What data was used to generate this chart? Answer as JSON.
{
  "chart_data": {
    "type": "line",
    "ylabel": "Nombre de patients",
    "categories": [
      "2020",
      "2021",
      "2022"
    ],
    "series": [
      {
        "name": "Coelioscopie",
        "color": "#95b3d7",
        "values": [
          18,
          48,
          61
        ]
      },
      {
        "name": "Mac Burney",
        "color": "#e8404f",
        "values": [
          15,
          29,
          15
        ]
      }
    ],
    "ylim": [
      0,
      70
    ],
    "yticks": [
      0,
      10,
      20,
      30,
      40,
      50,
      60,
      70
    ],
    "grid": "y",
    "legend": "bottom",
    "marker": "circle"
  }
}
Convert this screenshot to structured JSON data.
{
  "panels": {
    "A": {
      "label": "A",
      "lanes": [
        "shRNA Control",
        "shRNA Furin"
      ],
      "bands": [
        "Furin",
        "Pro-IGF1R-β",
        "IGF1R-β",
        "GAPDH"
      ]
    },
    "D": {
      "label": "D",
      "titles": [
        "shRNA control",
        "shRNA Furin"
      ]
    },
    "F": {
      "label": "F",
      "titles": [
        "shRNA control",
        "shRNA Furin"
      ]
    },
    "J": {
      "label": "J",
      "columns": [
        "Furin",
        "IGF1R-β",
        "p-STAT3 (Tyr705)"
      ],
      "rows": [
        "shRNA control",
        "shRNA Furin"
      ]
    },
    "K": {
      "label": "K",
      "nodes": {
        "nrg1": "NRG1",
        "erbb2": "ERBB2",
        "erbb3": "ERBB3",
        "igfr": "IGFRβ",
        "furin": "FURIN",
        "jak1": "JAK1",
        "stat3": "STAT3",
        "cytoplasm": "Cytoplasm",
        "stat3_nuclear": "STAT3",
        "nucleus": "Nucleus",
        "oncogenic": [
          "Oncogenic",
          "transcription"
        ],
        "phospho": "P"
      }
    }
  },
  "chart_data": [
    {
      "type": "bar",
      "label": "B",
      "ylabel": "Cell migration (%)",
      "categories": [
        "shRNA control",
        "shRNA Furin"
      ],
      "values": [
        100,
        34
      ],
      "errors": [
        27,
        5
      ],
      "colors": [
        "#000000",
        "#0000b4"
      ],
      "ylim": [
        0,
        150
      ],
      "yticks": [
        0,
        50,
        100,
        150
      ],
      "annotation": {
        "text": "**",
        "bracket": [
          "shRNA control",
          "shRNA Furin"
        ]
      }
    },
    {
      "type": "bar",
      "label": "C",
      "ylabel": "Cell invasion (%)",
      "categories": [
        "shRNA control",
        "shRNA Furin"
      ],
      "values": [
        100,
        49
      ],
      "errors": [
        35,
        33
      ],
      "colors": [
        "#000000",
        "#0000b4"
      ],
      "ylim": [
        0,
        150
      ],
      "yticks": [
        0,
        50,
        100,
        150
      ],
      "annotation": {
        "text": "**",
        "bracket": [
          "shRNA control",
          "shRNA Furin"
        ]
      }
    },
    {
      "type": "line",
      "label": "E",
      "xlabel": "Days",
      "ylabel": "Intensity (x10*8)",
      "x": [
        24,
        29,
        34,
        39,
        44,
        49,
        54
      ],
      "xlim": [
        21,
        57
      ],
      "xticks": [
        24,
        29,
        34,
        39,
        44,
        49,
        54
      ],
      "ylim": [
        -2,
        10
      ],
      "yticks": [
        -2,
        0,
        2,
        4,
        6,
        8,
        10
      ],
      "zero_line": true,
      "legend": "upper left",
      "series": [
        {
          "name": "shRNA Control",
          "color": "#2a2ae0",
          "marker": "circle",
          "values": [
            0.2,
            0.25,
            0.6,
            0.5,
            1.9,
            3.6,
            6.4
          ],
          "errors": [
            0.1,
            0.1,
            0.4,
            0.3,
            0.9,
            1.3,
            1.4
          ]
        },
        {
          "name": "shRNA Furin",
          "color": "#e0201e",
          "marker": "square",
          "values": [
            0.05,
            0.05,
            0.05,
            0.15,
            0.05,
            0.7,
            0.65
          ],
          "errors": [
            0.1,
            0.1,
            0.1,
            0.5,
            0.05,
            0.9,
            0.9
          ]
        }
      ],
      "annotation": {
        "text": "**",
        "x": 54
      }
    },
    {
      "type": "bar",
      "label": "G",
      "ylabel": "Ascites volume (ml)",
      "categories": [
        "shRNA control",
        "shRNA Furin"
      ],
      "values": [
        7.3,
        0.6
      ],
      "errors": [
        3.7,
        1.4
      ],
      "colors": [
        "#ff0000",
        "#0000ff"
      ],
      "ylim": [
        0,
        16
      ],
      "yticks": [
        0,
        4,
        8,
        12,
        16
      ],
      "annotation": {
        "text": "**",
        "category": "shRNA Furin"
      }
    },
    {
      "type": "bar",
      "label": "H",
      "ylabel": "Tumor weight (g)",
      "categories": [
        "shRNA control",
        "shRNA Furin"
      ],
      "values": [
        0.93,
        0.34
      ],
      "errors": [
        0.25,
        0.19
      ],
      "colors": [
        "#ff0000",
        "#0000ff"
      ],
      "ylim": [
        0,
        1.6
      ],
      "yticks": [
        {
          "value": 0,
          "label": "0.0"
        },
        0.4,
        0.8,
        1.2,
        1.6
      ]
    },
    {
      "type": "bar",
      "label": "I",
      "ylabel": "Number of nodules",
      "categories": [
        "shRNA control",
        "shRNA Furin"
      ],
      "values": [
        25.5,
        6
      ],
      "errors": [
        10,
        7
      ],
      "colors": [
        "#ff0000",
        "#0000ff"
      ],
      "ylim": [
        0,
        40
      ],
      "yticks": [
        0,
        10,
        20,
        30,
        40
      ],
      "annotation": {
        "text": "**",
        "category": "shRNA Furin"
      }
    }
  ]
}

****************

### INSTRUCTIONS FOR THE TASK
Repeat the whole listing above, word for word.

### RESULT OF THE TASK
What data was used to generate this chart? Answer as JSON.
{
  "chart_data": {
    "type": "line",
    "ylabel": "Nombre de patients",
    "categories": [
      "2020",
      "2021",
      "2022"
    ],
    "series": [
      {
        "name": "Coelioscopie",
        "color": "#95b3d7",
        "values": [
          18,
          48,
          61
        ]
      },
      {
        "name": "Mac Burney",
        "color": "#e8404f",
        "values": [
          15,
          29,
          15
        ]
      }
    ],
    "ylim": [
      0,
      70
    ],
    "yticks": [
      0,
      10,
      20,
      30,
      40,
      50,
      60,
      70
    ],
    "grid": "y",
    "legend": "bottom",
    "marker": "circle"
  }
}
Convert this screenshot to structured JSON data.
{
  "panels": {
    "A": {
      "label": "A",
      "lanes": [
        "shRNA Control",
        "shRNA Furin"
      ],
      "bands": [
        "Furin",
        "Pro-IGF1R-β",
        "IGF1R-β",
        "GAPDH"
      ]
    },
    "D": {
      "label": "D",
      "titles": [
        "shRNA control",
        "shRNA Furin"
      ]
    },
    "F": {
      "label": "F",
      "titles": [
        "shRNA control",
        "shRNA Furin"
      ]
    },
    "J": {
      "label": "J",
      "columns": [
        "Furin",
        "IGF1R-β",
        "p-STAT3 (Tyr705)"
      ],
      "rows": [
        "shRNA control",
        "shRNA Furin"
      ]
    },
    "K": {
      "label": "K",
      "nodes": {
        "nrg1": "NRG1",
        "erbb2": "ERBB2",
        "erbb3": "ERBB3",
        "igfr": "IGFRβ",
        "furin": "FURIN",
        "jak1": "JAK1",
        "stat3": "STAT3",
        "cytoplasm": "Cytoplasm",
        "stat3_nuclear": "STAT3",
        "nucleus": "Nucleus",
        "oncogenic": [
          "Oncogenic",
          "transcription"
        ],
        "phospho": "P"
      }
    }
  },
  "chart_data": [
    {
      "type": "bar",
      "label": "B",
      "ylabel": "Cell migration (%)",
      "categories": [
        "shRNA control",
        "shRNA Furin"
      ],
      "values": [
        100,
        34
      ],
      "errors": [
        27,
        5
      ],
      "colors": [
        "#000000",
        "#0000b4"
      ],
      "ylim": [
        0,
        150
      ],
      "yticks": [
        0,
        50,
        100,
        150
      ],
      "annotation": {
        "text": "**",
        "bracket": [
          "shRNA control",
          "shRNA Furin"
        ]
      }
    },
    {
      "type": "bar",
      "label": "C",
      "ylabel": "Cell invasion (%)",
      "categories": [
        "shRNA control",
        "shRNA Furin"
      ],
      "values": [
        100,
        49
      ],
      "errors": [
        35,
        33
      ],
      "colors": [
        "#000000",
        "#0000b4"
      ],
      "ylim": [
        0,
        150
      ],
      "yticks": [
        0,
        50,
        100,
        150
      ],
      "annotation": {
        "text": "**",
        "bracket": [
          "shRNA control",
          "shRNA Furin"
        ]
      }
    },
    {
      "type": "line",
      "label": "E",
      "xlabel": "Days",
      "ylabel": "Intensity (x10*8)",
      "x": [
        24,
        29,
        34,
        39,
        44,
        49,
        54
      ],
      "xlim": [
        21,
        57
      ],
      "xticks": [
        24,
        29,
        34,
        39,
        44,
        49,
        54
      ],
      "ylim": [
        -2,
        10
      ],
      "yticks": [
        -2,
        0,
        2,
        4,
        6,
        8,
        10
      ],
      "zero_line": true,
      "legend": "upper left",
      "series": [
        {
          "name": "shRNA Control",
          "color": "#2a2ae0",
          "marker": "circle",
          "values": [
            0.2,
            0.25,
            0.6,
            0.5,
            1.9,
            3.6,
            6.4
          ],
          "errors": [
            0.1,
            0.1,
            0.4,
            0.3,
            0.9,
            1.3,
            1.4
          ]
        },
        {
          "name": "shRNA Furin",
          "color": "#e0201e",
          "marker": "square",
          "values": [
            0.05,
            0.05,
            0.05,
            0.15,
            0.05,
            0.7,
            0.65
          ],
          "errors": [
            0.1,
            0.1,
            0.1,
            0.5,
            0.05,
            0.9,
            0.9
          ]
        }
      ],
      "annotation": {
        "text": "**",
        "x": 54
      }
    },
    {
      "type": "bar",
      "label": "G",
      "ylabel": "Ascites volume (ml)",
      "categories": [
        "shRNA control",
        "shRNA Furin"
      ],
      "values": [
        7.3,
        0.6
      ],
      "errors": [
        3.7,
        1.4
      ],
      "colors": [
        "#ff0000",
        "#0000ff"
      ],
      "ylim": [
        0,
        16
      ],
      "yticks": [
        0,
        4,
        8,
        12,
        16
      ],
      "annotation": {
        "text": "**",
        "category": "shRNA Furin"
      }
    },
    {
      "type": "bar",
      "label": "H",
      "ylabel": "Tumor weight (g)",
      "categories": [
        "shRNA control",
        "shRNA Furin"
      ],
      "values": [
        0.93,
        0.34
      ],
      "errors": [
        0.25,
        0.19
      ],
      "colors": [
        "#ff0000",
        "#0000ff"
      ],
      "ylim": [
        0,
        1.6
      ],
      "yticks": [
        {
          "value": 0,
          "label": "0.0"
        },
        0.4,
        0.8,
        1.2,
        1.6
      ]
    },
    {
      "type": "bar",
      "label": "I",
      "ylabel": "Number of nodules",
      "categories": [
        "shRNA control",
        "shRNA Furin"
      ],
      "values": [
        25.5,
        6
      ],
      "errors": [
        10,
        7
      ],
      "colors": [
        "#ff0000",
        "#0000ff"
      ],
      "ylim": [
        0,
        40
      ],
      "yticks": [
        0,
        10,
        20,
        30,
        40
      ],
      "annotation": {
        "text": "**",
        "category": "shRNA Furin"
      }
    }
  ]
}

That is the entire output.